Reproduce the whole listing, character for character.

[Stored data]
* BEGIN *
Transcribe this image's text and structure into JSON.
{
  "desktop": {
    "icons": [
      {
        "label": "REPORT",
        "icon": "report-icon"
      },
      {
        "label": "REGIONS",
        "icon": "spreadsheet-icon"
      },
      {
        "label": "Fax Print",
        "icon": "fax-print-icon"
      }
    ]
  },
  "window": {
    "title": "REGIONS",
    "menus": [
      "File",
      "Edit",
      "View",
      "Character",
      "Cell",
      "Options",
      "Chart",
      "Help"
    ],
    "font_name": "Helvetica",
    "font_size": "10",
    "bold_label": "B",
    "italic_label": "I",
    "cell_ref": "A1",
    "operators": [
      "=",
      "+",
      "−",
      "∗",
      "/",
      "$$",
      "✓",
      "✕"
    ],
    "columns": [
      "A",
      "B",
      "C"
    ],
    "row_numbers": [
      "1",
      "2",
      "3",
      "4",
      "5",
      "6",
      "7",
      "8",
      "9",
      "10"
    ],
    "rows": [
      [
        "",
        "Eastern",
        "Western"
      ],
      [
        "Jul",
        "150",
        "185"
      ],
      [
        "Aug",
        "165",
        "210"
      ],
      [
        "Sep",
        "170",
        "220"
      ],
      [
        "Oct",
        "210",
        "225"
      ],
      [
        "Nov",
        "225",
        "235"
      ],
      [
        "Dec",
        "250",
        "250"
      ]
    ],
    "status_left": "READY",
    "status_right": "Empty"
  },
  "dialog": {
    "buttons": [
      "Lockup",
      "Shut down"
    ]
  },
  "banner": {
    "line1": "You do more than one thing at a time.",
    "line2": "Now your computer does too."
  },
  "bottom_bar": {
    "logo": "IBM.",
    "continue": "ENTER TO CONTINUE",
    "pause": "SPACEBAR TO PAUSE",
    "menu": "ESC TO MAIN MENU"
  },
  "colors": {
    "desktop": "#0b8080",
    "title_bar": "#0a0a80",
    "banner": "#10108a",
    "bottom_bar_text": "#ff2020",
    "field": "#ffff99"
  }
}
* END *
## [Worked solution]
Transcribe this image's text and structure into JSON.
{
  "desktop": {
    "icons": [
      {
        "label": "REPORT",
        "icon": "report-icon"
      },
      {
        "label": "REGIONS",
        "icon": "spreadsheet-icon"
      },
      {
        "label": "Fax Print",
        "icon": "fax-print-icon"
      }
    ]
  },
  "window": {
    "title": "REGIONS",
    "menus": [
      "File",
      "Edit",
      "View",
      "Character",
      "Cell",
      "Options",
      "Chart",
      "Help"
    ],
    "font_name": "Helvetica",
    "font_size": "10",
    "bold_label": "B",
    "italic_label": "I",
    "cell_ref": "A1",
    "operators": [
      "=",
      "+",
      "−",
      "∗",
      "/",
      "$$",
      "✓",
      "✕"
    ],
    "columns": [
      "A",
      "B",
      "C"
    ],
    "row_numbers": [
      "1",
      "2",
      "3",
      "4",
      "5",
      "6",
      "7",
      "8",
      "9",
      "10"
    ],
    "rows": [
      [
        "",
        "Eastern",
        "Western"
      ],
      [
        "Jul",
        "150",
        "185"
      ],
      [
        "Aug",
        "165",
        "210"
      ],
      [
        "Sep",
        "170",
        "220"
      ],
      [
        "Oct",
        "210",
        "225"
      ],
      [
        "Nov",
        "225",
        "235"
      ],
      [
        "Dec",
        "250",
        "250"
      ]
    ],
    "status_left": "READY",
    "status_right": "Empty"
  },
  "dialog": {
    "buttons": [
      "Lockup",
      "Shut down"
    ]
  },
  "banner": {
    "line1": "You do more than one thing at a time.",
    "line2": "Now your computer does too."
  },
  "bottom_bar": {
    "logo": "IBM.",
    "continue": "ENTER TO CONTINUE",
    "pause": "SPACEBAR TO PAUSE",
    "menu": "ESC TO MAIN MENU"
  },
  "colors": {
    "desktop": "#0b8080",
    "title_bar": "#0a0a80",
    "banner": "#10108a",
    "bottom_bar_text": "#ff2020",
    "field": "#ffff99"
  }
}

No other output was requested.